SET EXERCISE: Copy out each line containing "chevron" from the entries below.
Start
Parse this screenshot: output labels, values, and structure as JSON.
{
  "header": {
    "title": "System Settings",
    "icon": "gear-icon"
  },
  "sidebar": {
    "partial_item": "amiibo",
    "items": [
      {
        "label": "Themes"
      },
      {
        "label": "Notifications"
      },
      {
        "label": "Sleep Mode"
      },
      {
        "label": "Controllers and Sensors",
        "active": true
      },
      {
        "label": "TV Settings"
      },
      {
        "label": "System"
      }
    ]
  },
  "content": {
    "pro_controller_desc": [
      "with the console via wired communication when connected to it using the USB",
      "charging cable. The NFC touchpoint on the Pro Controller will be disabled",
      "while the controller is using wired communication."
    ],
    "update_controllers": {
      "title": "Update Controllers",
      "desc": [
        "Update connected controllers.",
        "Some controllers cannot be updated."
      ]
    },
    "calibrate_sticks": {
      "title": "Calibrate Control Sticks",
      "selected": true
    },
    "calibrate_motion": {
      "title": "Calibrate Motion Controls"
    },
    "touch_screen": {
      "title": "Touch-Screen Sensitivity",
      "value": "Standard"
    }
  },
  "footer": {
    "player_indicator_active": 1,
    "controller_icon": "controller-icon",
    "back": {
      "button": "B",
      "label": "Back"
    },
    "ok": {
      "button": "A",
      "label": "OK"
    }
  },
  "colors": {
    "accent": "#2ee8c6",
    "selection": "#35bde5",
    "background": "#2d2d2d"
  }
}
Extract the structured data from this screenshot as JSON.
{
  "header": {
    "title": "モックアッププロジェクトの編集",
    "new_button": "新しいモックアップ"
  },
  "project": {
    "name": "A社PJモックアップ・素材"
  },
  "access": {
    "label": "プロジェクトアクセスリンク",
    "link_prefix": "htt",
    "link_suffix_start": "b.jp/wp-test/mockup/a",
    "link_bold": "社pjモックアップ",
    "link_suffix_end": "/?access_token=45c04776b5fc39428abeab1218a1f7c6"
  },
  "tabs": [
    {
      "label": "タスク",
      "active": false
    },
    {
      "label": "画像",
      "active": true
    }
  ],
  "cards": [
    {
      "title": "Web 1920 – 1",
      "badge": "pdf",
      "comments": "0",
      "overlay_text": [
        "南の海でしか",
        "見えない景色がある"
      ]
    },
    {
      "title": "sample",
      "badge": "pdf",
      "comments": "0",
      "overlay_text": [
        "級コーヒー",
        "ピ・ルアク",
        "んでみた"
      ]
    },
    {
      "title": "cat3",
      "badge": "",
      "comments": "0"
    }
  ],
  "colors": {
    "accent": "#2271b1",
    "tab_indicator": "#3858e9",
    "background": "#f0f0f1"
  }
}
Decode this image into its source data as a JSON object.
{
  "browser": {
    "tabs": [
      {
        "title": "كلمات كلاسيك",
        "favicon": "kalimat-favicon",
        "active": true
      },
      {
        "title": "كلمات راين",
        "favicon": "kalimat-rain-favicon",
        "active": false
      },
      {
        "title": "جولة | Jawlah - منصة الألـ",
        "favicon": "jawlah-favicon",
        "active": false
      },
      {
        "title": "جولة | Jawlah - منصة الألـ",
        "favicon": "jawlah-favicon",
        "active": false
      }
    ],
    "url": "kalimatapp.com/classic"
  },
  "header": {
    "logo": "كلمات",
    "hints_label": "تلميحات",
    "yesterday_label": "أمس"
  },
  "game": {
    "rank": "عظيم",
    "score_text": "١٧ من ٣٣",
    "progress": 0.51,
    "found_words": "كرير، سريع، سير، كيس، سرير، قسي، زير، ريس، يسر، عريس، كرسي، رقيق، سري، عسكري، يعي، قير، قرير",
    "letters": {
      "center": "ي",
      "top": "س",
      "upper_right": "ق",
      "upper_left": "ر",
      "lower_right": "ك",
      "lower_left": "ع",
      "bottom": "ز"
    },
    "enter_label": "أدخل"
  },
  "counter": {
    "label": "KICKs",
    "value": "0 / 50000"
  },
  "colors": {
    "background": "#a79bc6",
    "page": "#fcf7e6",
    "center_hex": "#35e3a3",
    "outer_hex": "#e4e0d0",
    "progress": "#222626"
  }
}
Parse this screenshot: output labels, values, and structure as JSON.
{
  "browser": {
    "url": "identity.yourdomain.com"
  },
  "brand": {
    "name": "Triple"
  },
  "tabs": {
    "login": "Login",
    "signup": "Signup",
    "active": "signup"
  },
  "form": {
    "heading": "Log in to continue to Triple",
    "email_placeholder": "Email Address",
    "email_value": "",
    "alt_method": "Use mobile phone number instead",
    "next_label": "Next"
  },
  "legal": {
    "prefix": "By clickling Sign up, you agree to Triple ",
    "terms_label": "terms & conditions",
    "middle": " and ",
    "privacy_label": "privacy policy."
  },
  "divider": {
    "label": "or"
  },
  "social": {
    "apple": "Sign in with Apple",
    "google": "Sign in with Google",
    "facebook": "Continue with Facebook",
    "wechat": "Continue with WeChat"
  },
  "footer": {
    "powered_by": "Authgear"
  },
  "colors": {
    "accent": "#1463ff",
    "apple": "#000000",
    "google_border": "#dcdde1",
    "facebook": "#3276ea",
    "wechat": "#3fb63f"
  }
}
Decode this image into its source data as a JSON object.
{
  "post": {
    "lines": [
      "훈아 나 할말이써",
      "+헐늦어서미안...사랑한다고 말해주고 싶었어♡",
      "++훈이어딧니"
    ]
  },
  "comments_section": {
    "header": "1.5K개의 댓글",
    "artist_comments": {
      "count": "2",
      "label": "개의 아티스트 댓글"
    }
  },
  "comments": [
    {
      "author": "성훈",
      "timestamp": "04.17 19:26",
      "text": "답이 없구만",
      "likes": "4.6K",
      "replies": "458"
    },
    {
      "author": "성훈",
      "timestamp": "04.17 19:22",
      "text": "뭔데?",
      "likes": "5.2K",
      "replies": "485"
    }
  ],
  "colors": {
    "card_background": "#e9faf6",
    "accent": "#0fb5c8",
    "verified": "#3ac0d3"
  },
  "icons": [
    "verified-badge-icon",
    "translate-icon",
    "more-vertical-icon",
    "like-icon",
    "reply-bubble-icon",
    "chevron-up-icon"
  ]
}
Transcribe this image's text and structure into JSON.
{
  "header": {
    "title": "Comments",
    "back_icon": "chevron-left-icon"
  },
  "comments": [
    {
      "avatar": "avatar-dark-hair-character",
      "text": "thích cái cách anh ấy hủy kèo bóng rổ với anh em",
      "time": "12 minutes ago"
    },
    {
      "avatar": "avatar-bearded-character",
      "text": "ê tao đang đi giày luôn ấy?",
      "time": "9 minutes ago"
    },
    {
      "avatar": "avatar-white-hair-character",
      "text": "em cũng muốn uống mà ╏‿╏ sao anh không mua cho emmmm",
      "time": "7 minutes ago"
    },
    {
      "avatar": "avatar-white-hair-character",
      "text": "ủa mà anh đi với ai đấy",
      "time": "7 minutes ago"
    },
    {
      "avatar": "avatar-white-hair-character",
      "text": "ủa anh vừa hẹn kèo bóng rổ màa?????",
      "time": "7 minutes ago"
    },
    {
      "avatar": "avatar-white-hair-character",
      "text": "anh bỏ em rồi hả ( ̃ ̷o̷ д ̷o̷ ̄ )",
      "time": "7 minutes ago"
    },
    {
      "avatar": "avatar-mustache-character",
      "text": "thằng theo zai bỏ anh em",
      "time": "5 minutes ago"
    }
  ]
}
End
RESULT OF THIS TASK:
    "chevron-up-icon"
    "back_icon": "chevron-left-icon"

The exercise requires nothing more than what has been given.